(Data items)
▬▬▬
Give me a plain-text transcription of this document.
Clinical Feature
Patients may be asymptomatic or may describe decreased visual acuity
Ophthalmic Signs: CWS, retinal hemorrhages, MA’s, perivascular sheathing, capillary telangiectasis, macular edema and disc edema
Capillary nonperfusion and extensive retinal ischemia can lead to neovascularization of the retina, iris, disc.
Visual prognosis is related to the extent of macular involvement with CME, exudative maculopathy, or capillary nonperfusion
▬▬▬
* WHAT YOU WILL DO *
All of the data above is to be transcribed without alteration.

* EXERCISE OUTPUT *
Give me a plain-text transcription of this document.
Clinical Feature
Patients may be asymptomatic or may describe decreased visual acuity
Ophthalmic Signs: CWS, retinal hemorrhages, MA’s, perivascular sheathing, capillary telangiectasis, macular edema and disc edema
Capillary nonperfusion and extensive retinal ischemia can lead to neovascularization of the retina, iris, disc.
Visual prognosis is related to the extent of macular involvement with CME, exudative maculopathy, or capillary nonperfusion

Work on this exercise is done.